== INSTRUCTION ==
Write out every line of the data below verbatim, omitting the pictures.

[Layout annotation records]
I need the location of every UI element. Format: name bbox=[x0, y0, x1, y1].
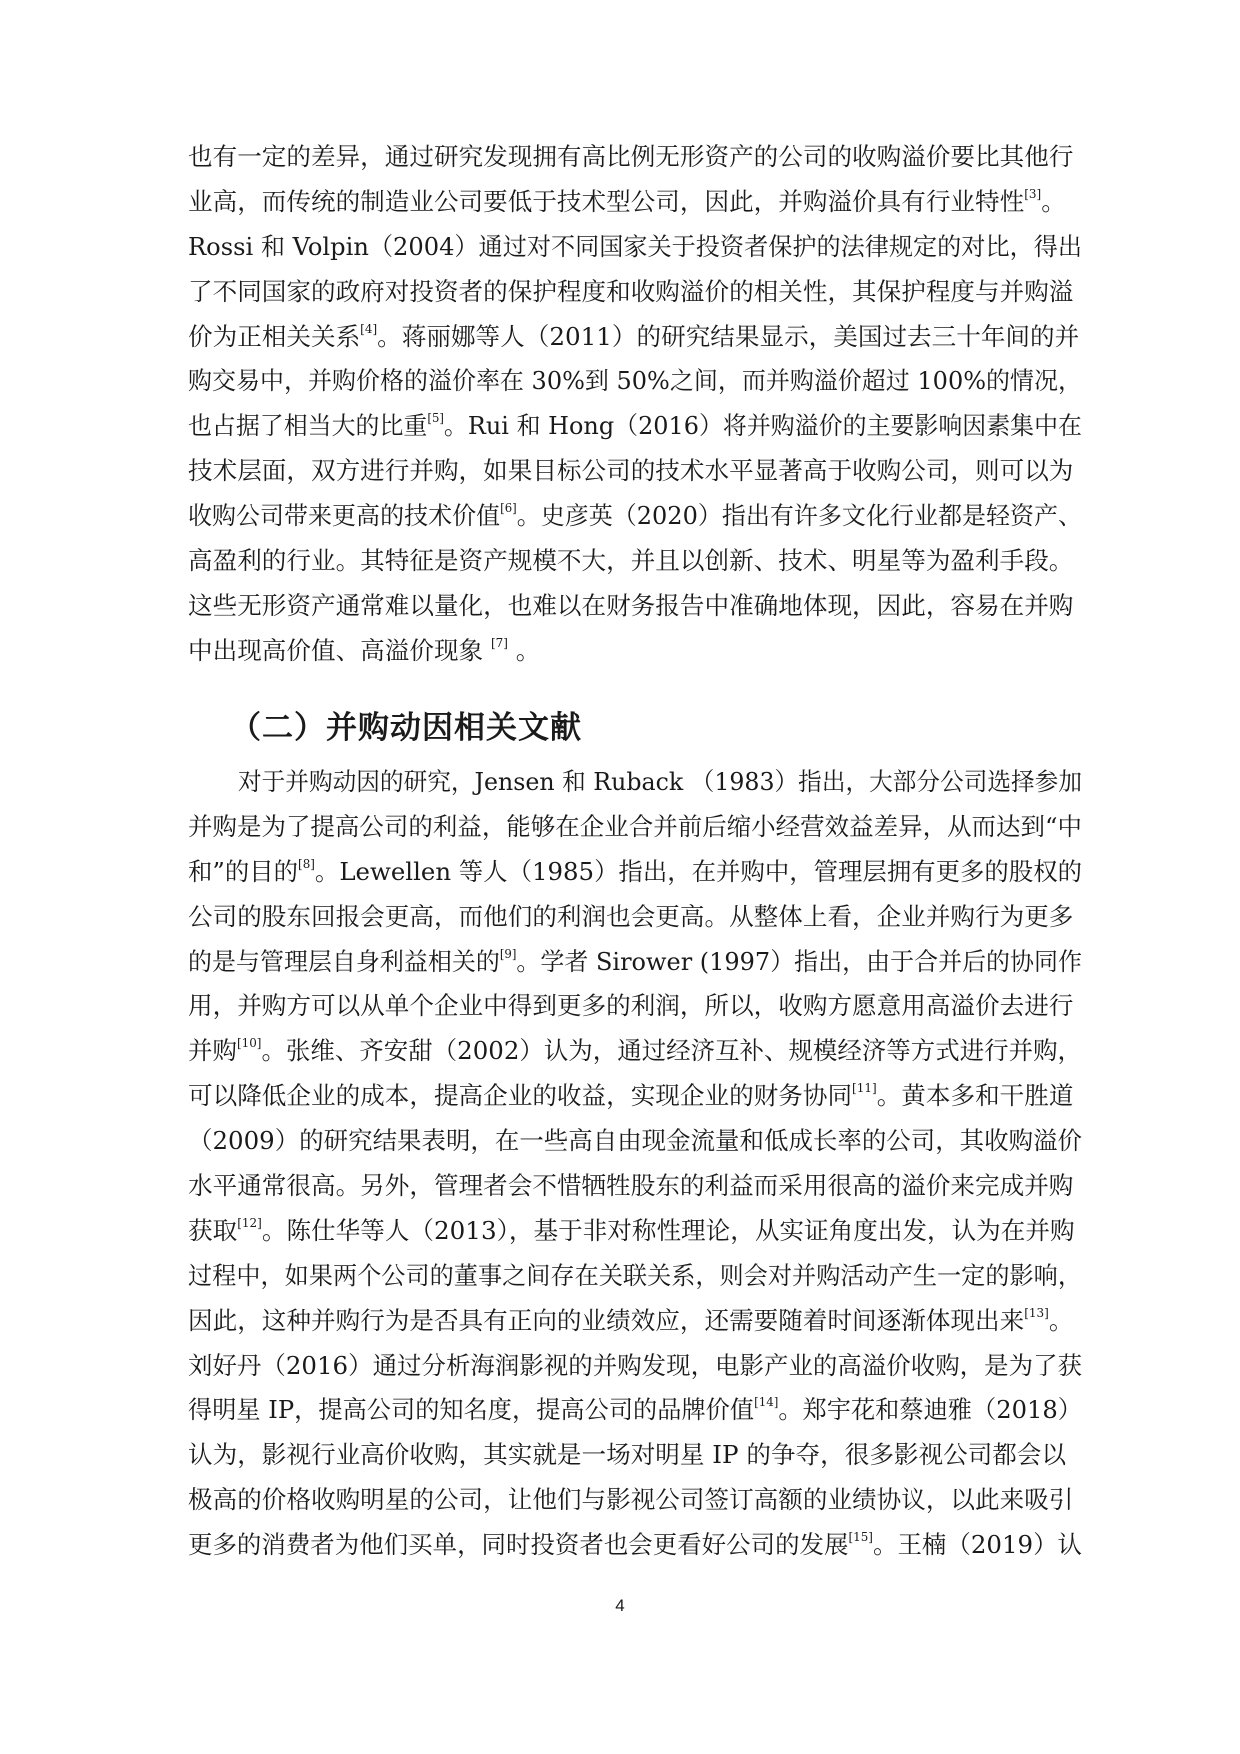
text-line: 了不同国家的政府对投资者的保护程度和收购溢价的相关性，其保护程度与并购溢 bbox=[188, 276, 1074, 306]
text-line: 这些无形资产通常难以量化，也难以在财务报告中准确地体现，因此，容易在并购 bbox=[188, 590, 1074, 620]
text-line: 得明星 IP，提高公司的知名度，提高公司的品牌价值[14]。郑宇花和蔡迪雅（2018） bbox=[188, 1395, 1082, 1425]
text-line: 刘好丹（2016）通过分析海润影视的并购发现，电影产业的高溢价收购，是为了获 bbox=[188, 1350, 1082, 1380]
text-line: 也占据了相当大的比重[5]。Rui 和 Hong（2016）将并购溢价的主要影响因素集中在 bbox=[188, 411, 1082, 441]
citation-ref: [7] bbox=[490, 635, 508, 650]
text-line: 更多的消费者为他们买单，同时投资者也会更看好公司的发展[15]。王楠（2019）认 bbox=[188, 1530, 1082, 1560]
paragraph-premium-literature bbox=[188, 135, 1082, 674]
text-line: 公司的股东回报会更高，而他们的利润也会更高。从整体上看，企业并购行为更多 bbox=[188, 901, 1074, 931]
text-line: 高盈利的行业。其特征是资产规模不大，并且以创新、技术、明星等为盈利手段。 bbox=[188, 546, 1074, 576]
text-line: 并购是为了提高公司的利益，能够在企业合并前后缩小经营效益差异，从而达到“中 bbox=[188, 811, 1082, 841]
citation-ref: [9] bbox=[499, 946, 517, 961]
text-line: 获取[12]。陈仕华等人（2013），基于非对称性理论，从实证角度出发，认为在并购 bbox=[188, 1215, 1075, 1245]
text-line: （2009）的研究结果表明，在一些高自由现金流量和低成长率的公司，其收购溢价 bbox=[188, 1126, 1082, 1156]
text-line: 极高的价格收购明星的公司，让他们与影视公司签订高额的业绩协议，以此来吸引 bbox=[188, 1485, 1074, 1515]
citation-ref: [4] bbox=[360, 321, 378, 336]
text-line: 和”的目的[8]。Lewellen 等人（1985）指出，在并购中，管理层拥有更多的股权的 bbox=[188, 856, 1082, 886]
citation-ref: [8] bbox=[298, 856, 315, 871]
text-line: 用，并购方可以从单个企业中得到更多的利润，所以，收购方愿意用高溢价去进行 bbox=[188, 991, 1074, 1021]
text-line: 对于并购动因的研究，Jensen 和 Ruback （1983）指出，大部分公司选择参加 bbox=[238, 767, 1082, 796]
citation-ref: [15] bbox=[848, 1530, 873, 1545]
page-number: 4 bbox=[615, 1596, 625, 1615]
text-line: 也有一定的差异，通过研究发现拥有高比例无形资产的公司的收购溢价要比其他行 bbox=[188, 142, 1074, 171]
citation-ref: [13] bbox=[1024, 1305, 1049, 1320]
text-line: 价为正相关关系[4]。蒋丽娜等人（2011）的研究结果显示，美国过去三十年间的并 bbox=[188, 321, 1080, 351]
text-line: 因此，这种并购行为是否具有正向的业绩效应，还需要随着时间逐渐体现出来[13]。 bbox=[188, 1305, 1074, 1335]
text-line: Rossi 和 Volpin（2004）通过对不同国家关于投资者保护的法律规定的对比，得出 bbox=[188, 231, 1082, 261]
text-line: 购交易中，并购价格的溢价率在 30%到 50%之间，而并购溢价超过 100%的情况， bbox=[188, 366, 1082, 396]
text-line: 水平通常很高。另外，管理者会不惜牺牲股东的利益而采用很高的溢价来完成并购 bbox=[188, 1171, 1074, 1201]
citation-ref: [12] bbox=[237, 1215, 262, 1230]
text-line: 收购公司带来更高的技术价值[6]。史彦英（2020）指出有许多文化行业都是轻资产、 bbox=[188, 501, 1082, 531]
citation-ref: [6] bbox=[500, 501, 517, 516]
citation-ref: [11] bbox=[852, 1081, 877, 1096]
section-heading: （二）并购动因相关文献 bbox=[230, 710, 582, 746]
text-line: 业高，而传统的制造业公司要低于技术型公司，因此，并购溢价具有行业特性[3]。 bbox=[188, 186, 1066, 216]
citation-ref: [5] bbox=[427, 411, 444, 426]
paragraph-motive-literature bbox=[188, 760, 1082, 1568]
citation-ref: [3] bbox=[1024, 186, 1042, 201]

== CORRECT RESPONSE ==
I need the location of every UI element. Format: name bbox=[x0, y0, x1, y1].
text-line: 了不同国家的政府对投资者的保护程度和收购溢价的相关性，其保护程度与并购溢 bbox=[188, 276, 1074, 306]
text-line: 这些无形资产通常难以量化，也难以在财务报告中准确地体现，因此，容易在并购 bbox=[188, 590, 1074, 620]
text-line: 得明星 IP，提高公司的知名度，提高公司的品牌价值[14]。郑宇花和蔡迪雅（2018） bbox=[188, 1395, 1082, 1425]
text-line: 刘好丹（2016）通过分析海润影视的并购发现，电影产业的高溢价收购，是为了获 bbox=[188, 1350, 1082, 1380]
text-line: 也占据了相当大的比重[5]。Rui 和 Hong（2016）将并购溢价的主要影响因素集中在 bbox=[188, 411, 1082, 441]
citation-ref: [7] bbox=[490, 635, 508, 650]
text-line: 更多的消费者为他们买单，同时投资者也会更看好公司的发展[15]。王楠（2019）认 bbox=[188, 1530, 1082, 1560]
paragraph-premium-literature bbox=[188, 135, 1082, 674]
text-line: 公司的股东回报会更高，而他们的利润也会更高。从整体上看，企业并购行为更多 bbox=[188, 901, 1074, 931]
text-line: 高盈利的行业。其特征是资产规模不大，并且以创新、技术、明星等为盈利手段。 bbox=[188, 546, 1074, 576]
text-line: 并购是为了提高公司的利益，能够在企业合并前后缩小经营效益差异，从而达到“中 bbox=[188, 811, 1082, 841]
citation-ref: [9] bbox=[499, 946, 517, 961]
text-line: 获取[12]。陈仕华等人（2013），基于非对称性理论，从实证角度出发，认为在并购 bbox=[188, 1215, 1075, 1245]
text-line: （2009）的研究结果表明，在一些高自由现金流量和低成长率的公司，其收购溢价 bbox=[188, 1126, 1082, 1156]
text-line: 极高的价格收购明星的公司，让他们与影视公司签订高额的业绩协议，以此来吸引 bbox=[188, 1485, 1074, 1515]
citation-ref: [4] bbox=[360, 321, 378, 336]
text-line: 和”的目的[8]。Lewellen 等人（1985）指出，在并购中，管理层拥有更多的股权的 bbox=[188, 856, 1082, 886]
citation-ref: [8] bbox=[298, 856, 315, 871]
text-line: 用，并购方可以从单个企业中得到更多的利润，所以，收购方愿意用高溢价去进行 bbox=[188, 991, 1074, 1021]
text-line: 对于并购动因的研究，Jensen 和 Ruback （1983）指出，大部分公司选择参加 bbox=[238, 767, 1082, 796]
citation-ref: [15] bbox=[848, 1530, 873, 1545]
page-number: 4 bbox=[615, 1596, 625, 1615]
text-line: 也有一定的差异，通过研究发现拥有高比例无形资产的公司的收购溢价要比其他行 bbox=[188, 142, 1074, 171]
citation-ref: [13] bbox=[1024, 1305, 1049, 1320]
text-line: 价为正相关关系[4]。蒋丽娜等人（2011）的研究结果显示，美国过去三十年间的并 bbox=[188, 321, 1080, 351]
text-line: 因此，这种并购行为是否具有正向的业绩效应，还需要随着时间逐渐体现出来[13]。 bbox=[188, 1305, 1074, 1335]
text-line: Rossi 和 Volpin（2004）通过对不同国家关于投资者保护的法律规定的对比，得出 bbox=[188, 231, 1082, 261]
text-line: 购交易中，并购价格的溢价率在 30%到 50%之间，而并购溢价超过 100%的情况， bbox=[188, 366, 1082, 396]
text-line: 水平通常很高。另外，管理者会不惜牺牲股东的利益而采用很高的溢价来完成并购 bbox=[188, 1171, 1074, 1201]
citation-ref: [12] bbox=[237, 1215, 262, 1230]
text-line: 收购公司带来更高的技术价值[6]。史彦英（2020）指出有许多文化行业都是轻资产、 bbox=[188, 501, 1082, 531]
citation-ref: [6] bbox=[500, 501, 517, 516]
citation-ref: [11] bbox=[852, 1081, 877, 1096]
section-heading: （二）并购动因相关文献 bbox=[230, 710, 582, 746]
text-line: 业高，而传统的制造业公司要低于技术型公司，因此，并购溢价具有行业特性[3]。 bbox=[188, 186, 1066, 216]
citation-ref: [5] bbox=[427, 411, 444, 426]
paragraph-motive-literature bbox=[188, 760, 1082, 1568]
citation-ref: [3] bbox=[1024, 186, 1042, 201]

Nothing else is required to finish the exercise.